━━ Material de trabajo ━━

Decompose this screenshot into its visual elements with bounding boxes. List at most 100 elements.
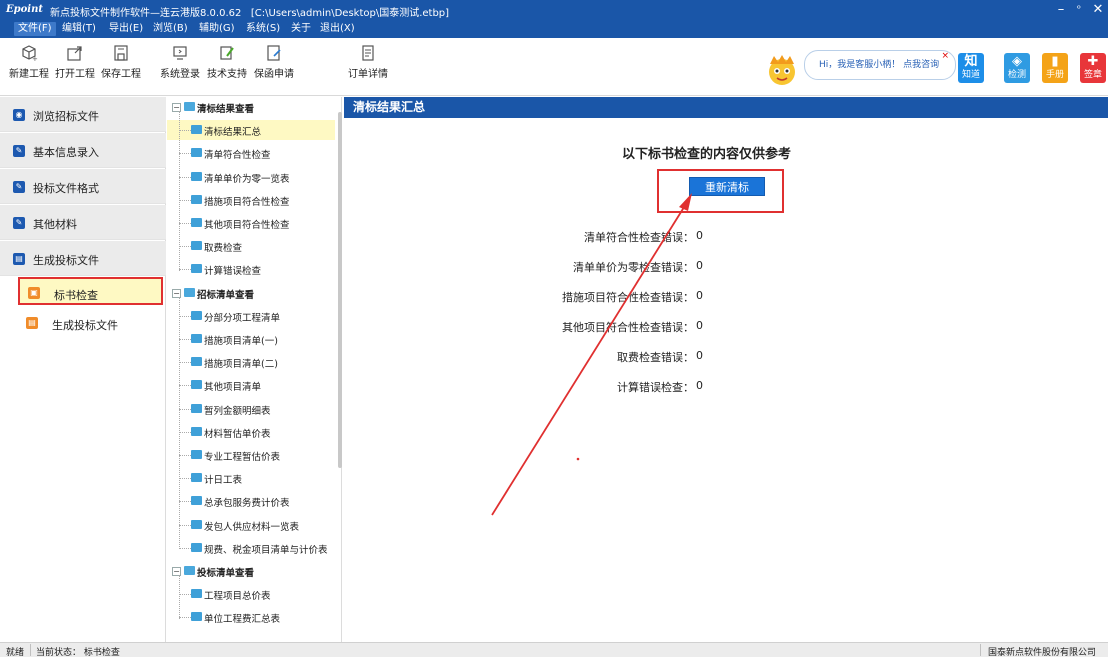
save-project-button[interactable]: 保存工程: [98, 44, 144, 80]
folder-icon: [191, 357, 202, 367]
edit-icon: ✎: [13, 217, 25, 229]
tree-group[interactable]: − 招标清单查看: [167, 283, 335, 303]
tree-item[interactable]: 分部分项工程清单: [167, 306, 335, 326]
document-icon: ▤: [13, 253, 25, 265]
folder-icon: [191, 426, 202, 436]
tech-support-button[interactable]: 技术支持: [204, 44, 250, 80]
guarantee-request-button[interactable]: 保函申请: [251, 44, 297, 80]
sidebar-item-other-materials[interactable]: ✎ 其他材料: [0, 205, 166, 240]
tree-item[interactable]: 材料暂估单价表: [167, 422, 335, 442]
menu-system[interactable]: 系统(S): [246, 22, 280, 36]
generate-doc-icon: ▤: [26, 317, 38, 329]
tree-item[interactable]: 专业工程暂估价表: [167, 445, 335, 465]
open-project-button[interactable]: 打开工程: [52, 44, 98, 80]
book-icon: ▮: [1051, 54, 1059, 69]
folder-icon: [191, 264, 202, 274]
result-value: 0: [696, 259, 703, 272]
open-project-icon: [67, 46, 82, 61]
menu-browse[interactable]: 浏览(B): [153, 22, 188, 36]
sidebar-item-generate-bid[interactable]: ▤ 生成投标文件: [0, 241, 166, 276]
tree-scrollbar[interactable]: [338, 112, 342, 468]
tree-group[interactable]: − 投标清单查看: [167, 561, 335, 581]
assistant-mascot-icon[interactable]: [762, 54, 802, 86]
login-icon: [173, 46, 187, 60]
result-label: 清单单价为零检查错误：: [573, 261, 694, 274]
folder-icon: [191, 612, 202, 622]
toolbar: + 新建工程 打开工程 保存工程 系统登录 技术支持 保函申请 订单详情 Hi，…: [0, 38, 1108, 96]
close-icon[interactable]: ✕: [1089, 1, 1107, 19]
folder-icon: [191, 148, 202, 158]
window-title: 新点投标文件制作软件—连云港版8.0.0.62 [C:\Users\admin\…: [50, 8, 450, 19]
result-label: 清单符合性检查错误：: [584, 231, 694, 244]
tree-item[interactable]: 清单单价为零一览表: [167, 167, 335, 187]
sidebar-subitem-generate-bid-file[interactable]: ▤ 生成投标文件: [18, 309, 163, 337]
tree-item[interactable]: 清标结果汇总: [167, 120, 335, 141]
tree-item[interactable]: 单位工程费汇总表: [167, 607, 335, 627]
status-current-state: 当前状态： 标书检查: [36, 648, 120, 657]
folder-icon: [191, 380, 202, 390]
save-icon: [114, 45, 128, 61]
tree-item[interactable]: 清单符合性检查: [167, 143, 335, 163]
support-icon: [220, 46, 234, 60]
check-tree: − 清标结果查看 清标结果汇总 清单符合性检查 清单单价为零一览表 措施项目符合性检查 其他…: [167, 97, 342, 642]
panel-header: 清标结果汇总: [344, 97, 1108, 118]
folder-icon: [191, 542, 202, 552]
tree-item[interactable]: 计日工表: [167, 468, 335, 488]
tree-item[interactable]: 其他项目清单: [167, 375, 335, 395]
folder-icon: [191, 310, 202, 320]
folder-icon: [191, 125, 202, 135]
tree-item[interactable]: 措施项目清单(二): [167, 352, 335, 372]
folder-icon: [191, 218, 202, 227]
status-company: 国泰新点软件股份有限公司: [988, 648, 1097, 657]
sidebar-subitem-bid-check[interactable]: ▣ 标书检查: [18, 277, 163, 305]
status-bar: 就绪 当前状态： 标书检查 国泰新点软件股份有限公司: [0, 642, 1108, 657]
menu-bar: 文件(F) 编辑(T) 导出(E) 浏览(B) 辅助(G) 系统(S) 关于 退…: [0, 20, 1108, 38]
menu-assist[interactable]: 辅助(G): [199, 22, 235, 36]
result-value: 0: [696, 229, 703, 242]
result-value: 0: [696, 349, 703, 362]
menu-edit[interactable]: 编辑(T): [62, 22, 96, 36]
detect-button[interactable]: ◈ 检测: [1004, 53, 1030, 83]
tree-item[interactable]: 工程项目总价表: [167, 584, 335, 604]
tree-item[interactable]: 其他项目符合性检查: [167, 213, 335, 233]
menu-exit[interactable]: 退出(X): [320, 22, 355, 36]
recheck-button[interactable]: 重新清标: [689, 177, 765, 196]
new-project-button[interactable]: + 新建工程: [6, 44, 52, 80]
guarantee-icon: [267, 45, 281, 61]
minimize-icon[interactable]: –: [1052, 1, 1070, 19]
close-bubble-icon[interactable]: ×: [941, 42, 949, 70]
result-label: 措施项目符合性检查错误：: [562, 291, 694, 304]
folder-icon: [191, 194, 202, 204]
tree-group[interactable]: − 清标结果查看: [167, 97, 335, 117]
tree-item[interactable]: 措施项目符合性检查: [167, 190, 335, 210]
shield-icon: ◈: [1012, 54, 1022, 69]
tree-item[interactable]: 措施项目清单(一): [167, 329, 335, 349]
edit-icon: ✎: [13, 145, 25, 157]
folder-icon: [191, 450, 202, 459]
menu-export[interactable]: 导出(E): [109, 22, 143, 36]
title-bar: Epoint 新点投标文件制作软件—连云港版8.0.0.62 [C:\Users…: [0, 0, 1108, 20]
know-button[interactable]: 知 知道: [958, 53, 984, 83]
manual-button[interactable]: ▮ 手册: [1042, 53, 1068, 83]
tree-item[interactable]: 规费、税金项目清单与计价表: [167, 538, 335, 558]
sidebar-item-bid-format[interactable]: ✎ 投标文件格式: [0, 169, 166, 204]
tree-item[interactable]: 发包人供应材料一览表: [167, 515, 335, 535]
assistant-chat-bubble[interactable]: Hi，我是客服小柄！ 点我咨询 ×: [804, 50, 956, 80]
sidebar-item-browse-tender[interactable]: ◉ 浏览招标文件: [0, 97, 166, 132]
tree-item[interactable]: 取费检查: [167, 236, 335, 256]
tree-item[interactable]: 暂列金额明细表: [167, 399, 335, 419]
result-value: 0: [696, 289, 703, 302]
sidebar-item-basic-info[interactable]: ✎ 基本信息录入: [0, 133, 166, 168]
tree-item[interactable]: 计算错误检查: [167, 259, 335, 279]
result-label: 计算错误检查：: [617, 381, 694, 394]
restore-icon[interactable]: ᵒ: [1070, 1, 1088, 19]
tree-item[interactable]: 总承包服务费计价表: [167, 491, 335, 511]
order-details-button[interactable]: 订单详情: [345, 44, 391, 80]
result-value: 0: [696, 319, 703, 332]
sign-button[interactable]: ✚ 签章: [1080, 53, 1106, 83]
folder-icon: [191, 334, 202, 343]
system-login-button[interactable]: 系统登录: [157, 44, 203, 80]
menu-file[interactable]: 文件(F): [14, 22, 56, 36]
main-panel: 清标结果汇总 以下标书检查的内容仅供参考 重新清标 清单符合性检查错误： 0 清…: [344, 97, 1108, 642]
menu-about[interactable]: 关于: [291, 22, 311, 36]
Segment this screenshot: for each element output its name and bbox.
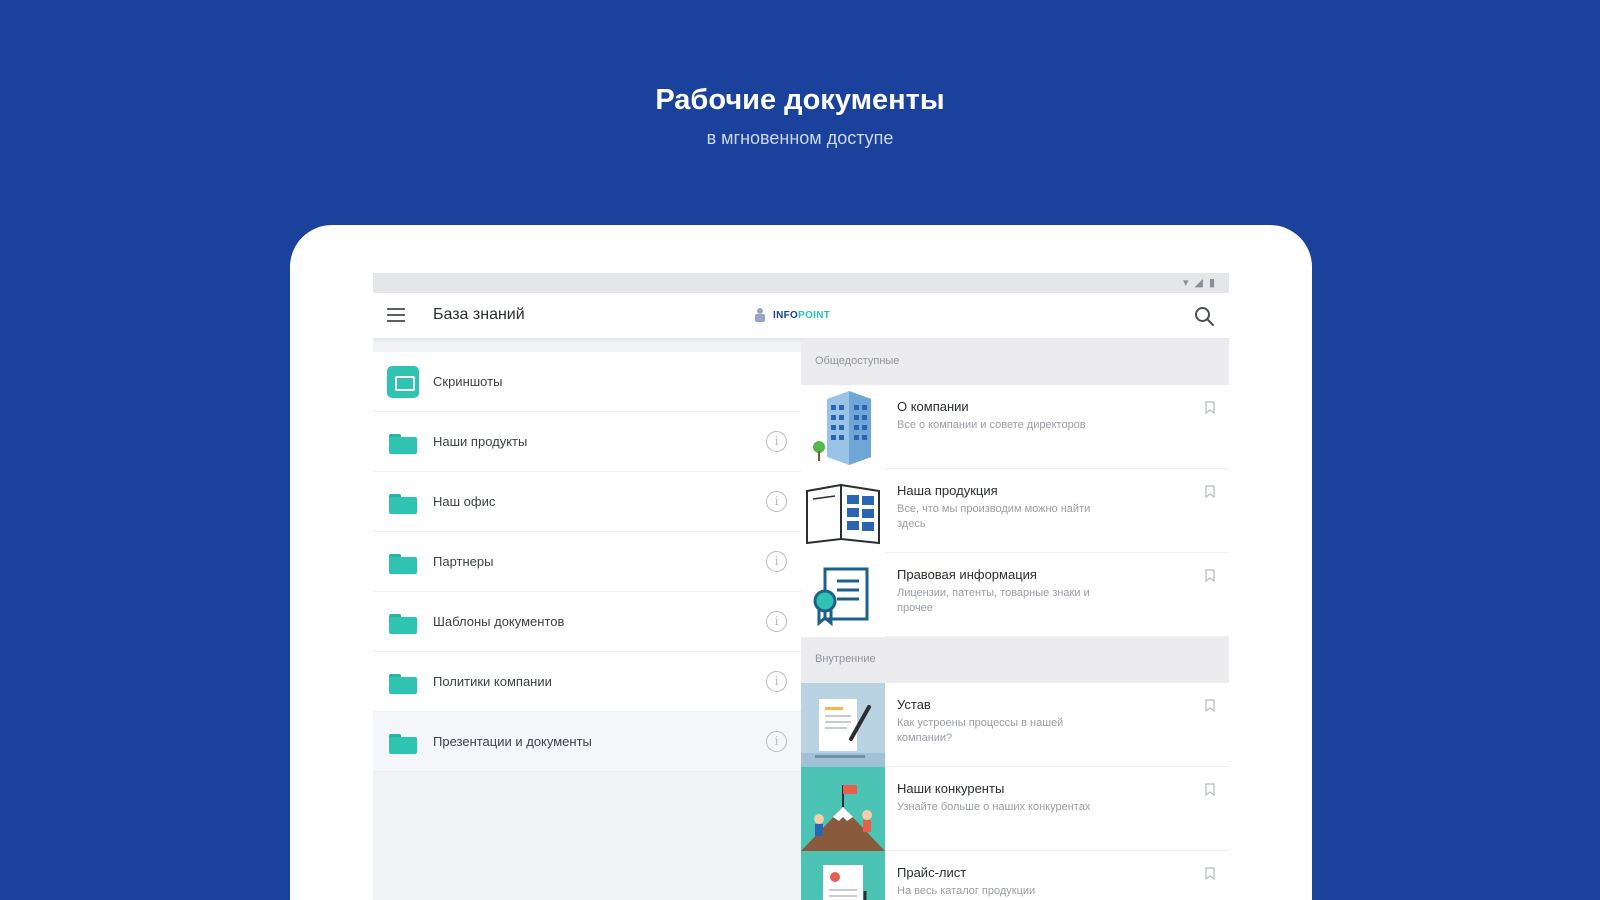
folder-icon bbox=[389, 554, 417, 574]
charter-document-icon bbox=[801, 683, 885, 767]
doc-card-charter[interactable]: Устав Как устроены процессы в нашей комп… bbox=[801, 683, 1229, 767]
documents-pane: Общедоступные О компании Все о компании … bbox=[801, 339, 1229, 900]
card-description: На весь каталог продукции bbox=[897, 885, 1036, 897]
folder-label: Шаблоны документов bbox=[433, 614, 565, 629]
bookmark-icon[interactable] bbox=[1205, 569, 1215, 582]
folder-list: Скриншоты Наши продукты i Наш офис i Пар… bbox=[373, 352, 801, 900]
folder-row-templates[interactable]: Шаблоны документов i bbox=[373, 592, 801, 652]
info-icon[interactable]: i bbox=[766, 611, 787, 632]
logo-text: INFOPOINT bbox=[773, 309, 831, 321]
mountain-competitors-icon bbox=[801, 767, 885, 851]
search-icon[interactable] bbox=[1193, 305, 1215, 327]
bookmark-icon[interactable] bbox=[1205, 867, 1215, 880]
card-title: О компании bbox=[897, 399, 969, 414]
folder-row-policies[interactable]: Политики компании i bbox=[373, 652, 801, 712]
info-icon[interactable]: i bbox=[766, 731, 787, 752]
signal-icon: ◢ bbox=[1194, 276, 1203, 289]
wifi-icon: ▾ bbox=[1182, 276, 1189, 289]
card-description: Все о компании и совете директоров bbox=[897, 419, 1086, 431]
card-description: Лицензии, патенты, товарные знаки и проч… bbox=[897, 587, 1090, 614]
doc-card-about[interactable]: О компании Все о компании и совете дирек… bbox=[801, 385, 1229, 469]
folder-label: Политики компании bbox=[433, 674, 552, 689]
doc-card-legal[interactable]: Правовая информация Лицензии, патенты, т… bbox=[801, 553, 1229, 637]
hamburger-menu-icon[interactable] bbox=[387, 308, 405, 324]
folder-row-products[interactable]: Наши продукты i bbox=[373, 412, 801, 472]
section-header-public: Общедоступные bbox=[801, 339, 1229, 385]
promo-subtitle: в мгновенном доступе bbox=[706, 128, 894, 148]
folder-icon bbox=[389, 734, 417, 754]
folder-label: Скриншоты bbox=[433, 374, 503, 389]
card-description: Как устроены процессы в нашей компании? bbox=[897, 717, 1064, 744]
bookmark-icon[interactable] bbox=[1205, 783, 1215, 796]
card-title: Прайс-лист bbox=[897, 865, 967, 880]
doc-card-price-list[interactable]: Прайс-лист На весь каталог продукции bbox=[801, 851, 1229, 900]
folder-icon bbox=[389, 614, 417, 634]
card-title: Правовая информация bbox=[897, 567, 1037, 582]
catalog-book-icon bbox=[801, 469, 885, 553]
card-title: Устав bbox=[897, 697, 931, 712]
promo-title: Рабочие документы bbox=[655, 84, 945, 116]
folder-row-presentations[interactable]: Презентации и документы i bbox=[373, 712, 801, 772]
app-screen: ▾ ◢ ▮ База знаний INFOPOINT Скриншоты На… bbox=[373, 273, 1229, 900]
doc-card-products[interactable]: Наша продукция Все, что мы производим мо… bbox=[801, 469, 1229, 553]
price-list-icon bbox=[801, 851, 885, 900]
folder-icon bbox=[389, 434, 417, 454]
logo-mark-icon bbox=[755, 308, 765, 322]
screenshots-icon bbox=[387, 366, 419, 398]
app-bar: База знаний INFOPOINT bbox=[373, 293, 1229, 339]
folder-row-screenshots[interactable]: Скриншоты bbox=[373, 352, 801, 412]
office-building-icon bbox=[801, 385, 885, 469]
app-title: База знаний bbox=[433, 306, 525, 323]
folder-label: Наш офис bbox=[433, 494, 496, 509]
info-icon[interactable]: i bbox=[766, 431, 787, 452]
folder-row-partners[interactable]: Партнеры i bbox=[373, 532, 801, 592]
bookmark-icon[interactable] bbox=[1205, 485, 1215, 498]
doc-card-competitors[interactable]: Наши конкуренты Узнайте больше о наших к… bbox=[801, 767, 1229, 851]
bookmark-icon[interactable] bbox=[1205, 401, 1215, 414]
certificate-icon bbox=[801, 553, 885, 637]
status-bar: ▾ ◢ ▮ bbox=[373, 273, 1229, 293]
folder-label: Наши продукты bbox=[433, 434, 528, 449]
card-title: Наши конкуренты bbox=[897, 781, 1005, 796]
info-icon[interactable]: i bbox=[766, 671, 787, 692]
folder-label: Презентации и документы bbox=[433, 734, 592, 749]
section-header-internal: Внутренние bbox=[801, 637, 1229, 683]
card-description: Все, что мы производим можно найти здесь bbox=[897, 503, 1091, 530]
info-icon[interactable]: i bbox=[766, 551, 787, 572]
folder-row-office[interactable]: Наш офис i bbox=[373, 472, 801, 532]
card-title: Наша продукция bbox=[897, 483, 998, 498]
folder-icon bbox=[389, 494, 417, 514]
folder-icon bbox=[389, 674, 417, 694]
info-icon[interactable]: i bbox=[766, 491, 787, 512]
bookmark-icon[interactable] bbox=[1205, 699, 1215, 712]
folder-label: Партнеры bbox=[433, 554, 494, 569]
battery-icon: ▮ bbox=[1208, 276, 1215, 289]
app-logo: INFOPOINT bbox=[753, 307, 830, 323]
card-description: Узнайте больше о наших конкурентах bbox=[897, 801, 1091, 813]
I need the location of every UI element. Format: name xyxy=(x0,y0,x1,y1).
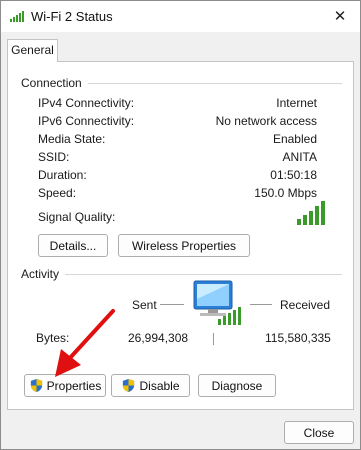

━━━

- _Tarea_
Reproduce sin cambios las filas que empiezan en la que contiene "save-project-button[interactable]: 保存工程: [98, 44, 144, 80]" y terminan en la que contiene "guarantee-request-button[interactable]: 保函申请: [251, 44, 297, 80]", ambas incluidas.

- _Respuesta_
save-project-button[interactable]: 保存工程: [98, 44, 144, 80]
folder-icon: [191, 357, 202, 367]
edit-icon: ✎: [13, 217, 25, 229]
tree-group[interactable]: − 招标清单查看: [167, 283, 335, 303]
tree-item[interactable]: 分部分项工程清单: [167, 306, 335, 326]
document-icon: ▤: [13, 253, 25, 265]
folder-icon: [191, 426, 202, 436]
tech-support-button[interactable]: 技术支持: [204, 44, 250, 80]
guarantee-request-button[interactable]: 保函申请: [251, 44, 297, 80]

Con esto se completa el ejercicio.